>> start RECORDS FOR THIS TASK

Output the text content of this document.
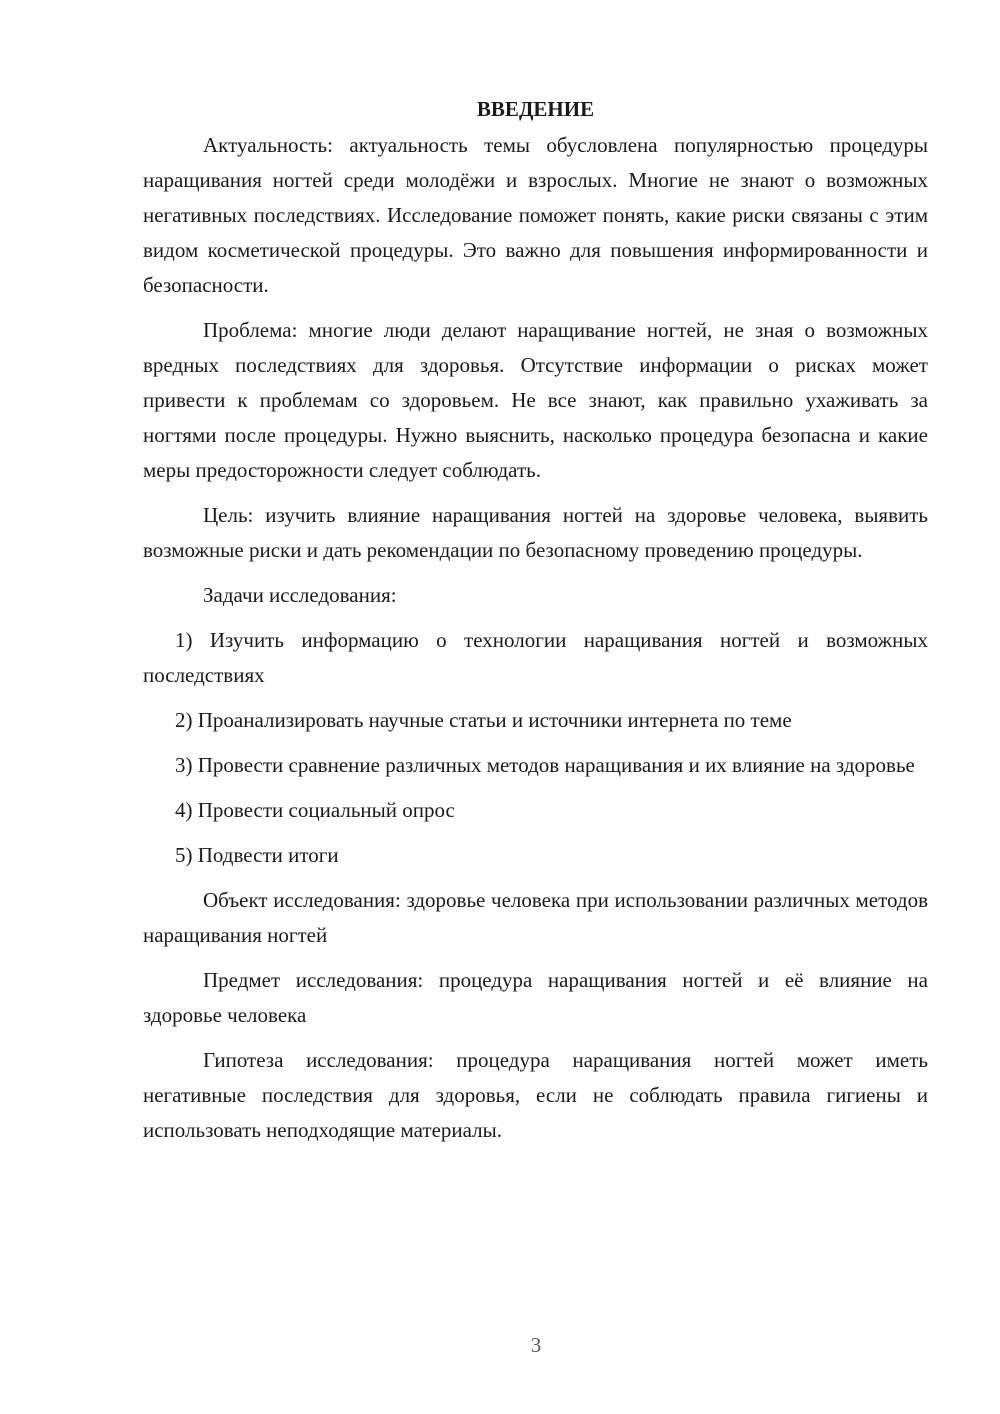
ВВЕДЕНИЕ

Актуальность: актуальность темы обусловлена популярностью процедуры наращивания ногтей среди молодёжи и взрослых. Многие не знают о возможных негативных последствиях. Исследование поможет понять, какие риски связаны с этим видом косметической процедуры. Это важно для повышения информированности и безопасности.

Проблема: многие люди делают наращивание ногтей, не зная о возможных вредных последствиях для здоровья. Отсутствие информации о рисках может привести к проблемам со здоровьем. Не все знают, как правильно ухаживать за ногтями после процедуры. Нужно выяснить, насколько процедура безопасна и какие меры предосторожности следует соблюдать.

Цель: изучить влияние наращивания ногтей на здоровье человека, выявить возможные риски и дать рекомендации по безопасному проведению процедуры.

Задачи исследования:

1) Изучить информацию о технологии наращивания ногтей и возможных последствиях

2) Проанализировать научные статьи и источники интернета по теме

3) Провести сравнение различных методов наращивания и их влияние на здоровье

4) Провести социальный опрос

5) Подвести итоги

Объект исследования: здоровье человека при использовании различных методов наращивания ногтей

Предмет исследования: процедура наращивания ногтей и её влияние на здоровье человека

Гипотеза исследования: процедура наращивания ногтей может иметь негативные последствия для здоровья, если не соблюдать правила гигиены и использовать неподходящие материалы.

3
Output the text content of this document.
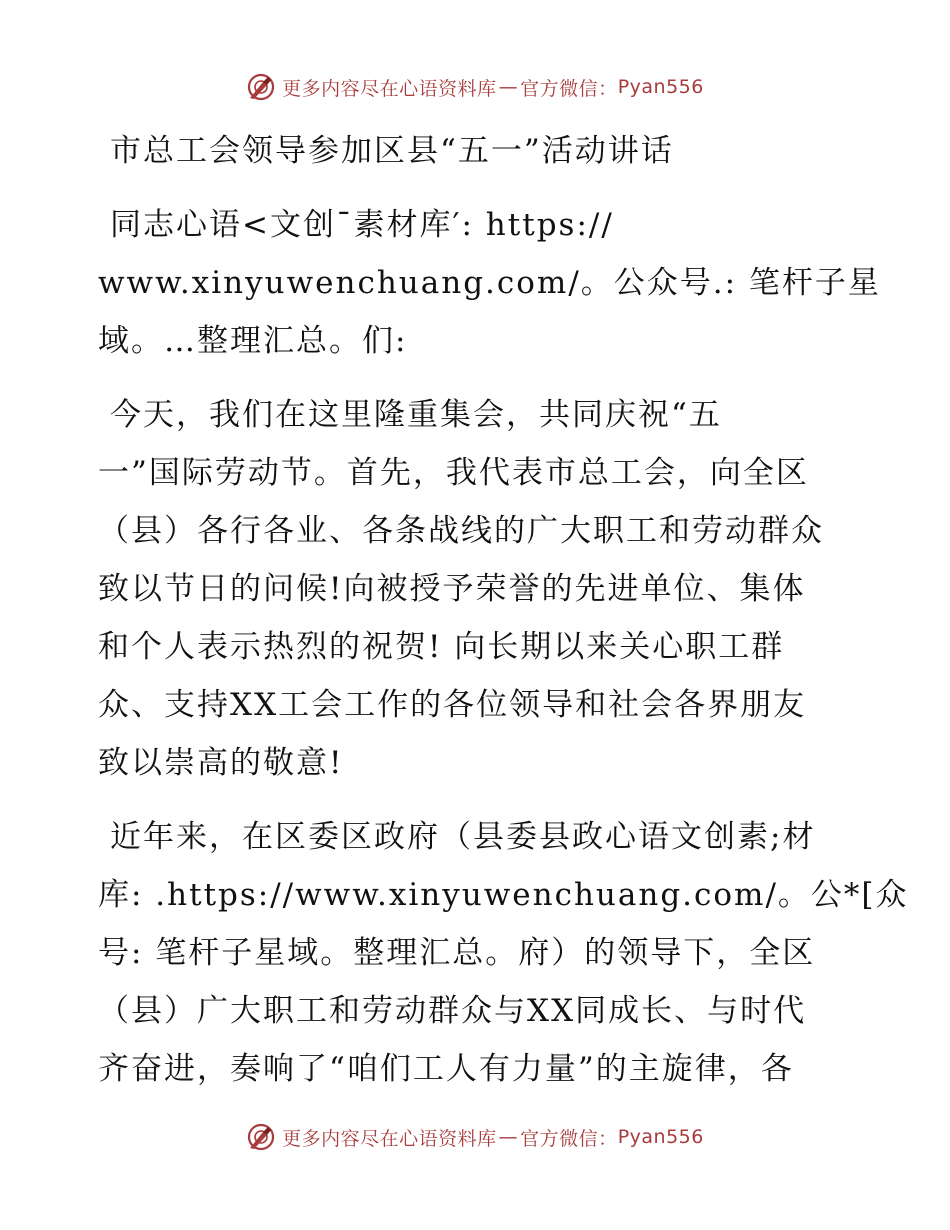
更多内容尽在心语资料库 — 官方微信： Pyan556
市总工会领导参加区县“五一”活动讲话
同志心语<文创¯素材库′: https://
www.xinyuwenchuang.com/。公众号.: 笔杆子星
域。…整理汇总。们:
今天，我们在这里隆重集会，共同庆祝“五
一”国际劳动节。首先，我代表市总工会，向全区
（县）各行各业、各条战线的广大职工和劳动群众
致以节日的问候!向被授予荣誉的先进单位、集体
和个人表示热烈的祝贺! 向长期以来关心职工群
众、支持XX工会工作的各位领导和社会各界朋友
致以崇高的敬意!
近年来，在区委区政府（县委县政心语文创素;材
库: .https://www.xinyuwenchuang.com/。公*[众
号: 笔杆子星域。整理汇总。府）的领导下，全区
（县）广大职工和劳动群众与XX同成长、与时代
齐奋进，奏响了“咱们工人有力量”的主旋律，各
更多内容尽在心语资料库 — 官方微信： Pyan556
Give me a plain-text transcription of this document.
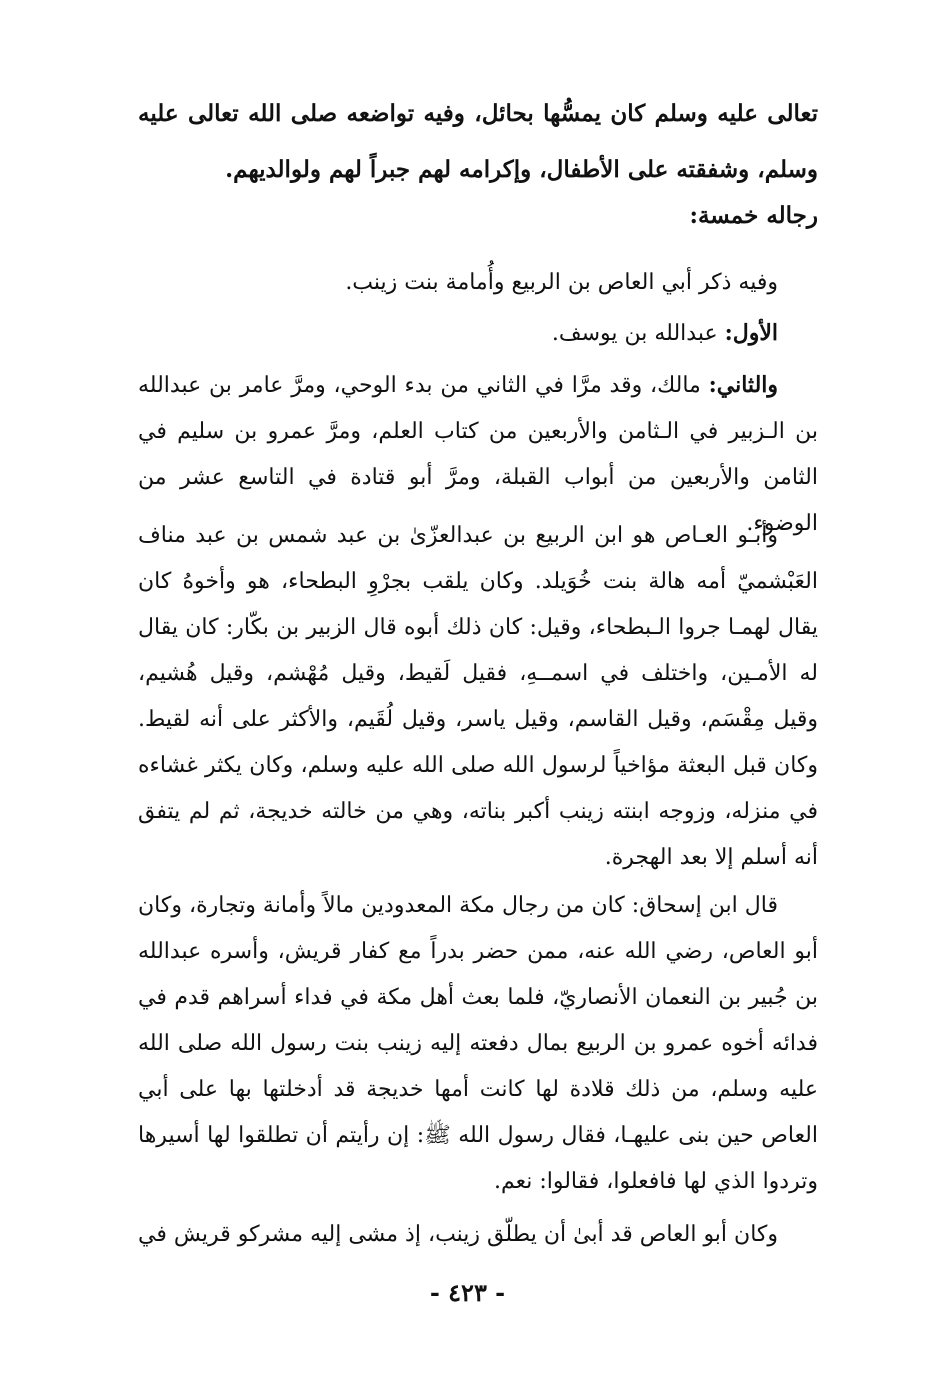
تعالى عليه وسلم كان يمسُّها بحائل، وفيه تواضعه صلى الله تعالى عليه وسلم، وشفقته على الأطفال، وإكرامه لهم جبراً لهم ولوالديهم.
رجاله خمسة:
وفيه ذكر أبي العاص بن الربيع وأُمامة بنت زينب.
الأول: عبدالله بن يوسف.
والثاني: مالك، وقد مرَّا في الثاني من بدء الوحي، ومرَّ عامر بن عبدالله بن الـزبير في الـثامن والأربعين من كتاب العلم، ومرَّ عمرو بن سليم في الثامن والأربعين من أبواب القبلة، ومرَّ أبو قتادة في التاسع عشر من الوضوء.
وأبـو العـاص هو ابن الربيع بن عبدالعزّىٰ بن عبد شمس بن عبد مناف العَبْشميّ أمه هالة بنت خُوَيلد. وكان يلقب بجرْوِ البطحاء، هو وأخوهُ كان يقال لهمـا جروا الـبطحاء، وقيل: كان ذلك أبوه قال الزبير بن بكّار: كان يقال له الأمـين، واختلف في اسمــهِ، فقيل لَقيط، وقيل مُهْشم، وقيل هُشيم، وقيل مِقْسَم، وقيل القاسم، وقيل ياسر، وقيل لُقَيم، والأكثر على أنه لقيط. وكان قبل البعثة مؤاخياً لرسول الله صلى الله عليه وسلم، وكان يكثر غشاءه في منزله، وزوجه ابنته زينب أكبر بناته، وهي من خالته خديجة، ثم لم يتفق أنه أسلم إلا بعد الهجرة.
قال ابن إسحاق: كان من رجال مكة المعدودين مالاً وأمانة وتجارة، وكان أبو العاص، رضي الله عنه، ممن حضر بدراً مع كفار قريش، وأسره عبدالله بن جُبير بن النعمان الأنصاريّ، فلما بعث أهل مكة في فداء أسراهم قدم في فدائه أخوه عمرو بن الربيع بمال دفعته إليه زينب بنت رسول الله صلى الله عليه وسلم، من ذلك قلادة لها كانت أمها خديجة قد أدخلتها بها على أبي العاص حين بنى عليهـا، فقال رسول الله ﷺ: إن رأيتم أن تطلقوا لها أسيرها وتردوا الذي لها فافعلوا، فقالوا: نعم.
وكان أبو العاص قد أبىٰ أن يطلّق زينب، إذ مشى إليه مشركو قريش في
- ٤٢٣ -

>> end RECORDS FOR THIS TASK

[TASK REQUIREMENTS]
Say the number of lines in the records above that include the string "قريش", and no more.

[ANSWER TO THIS PROBLEM]
2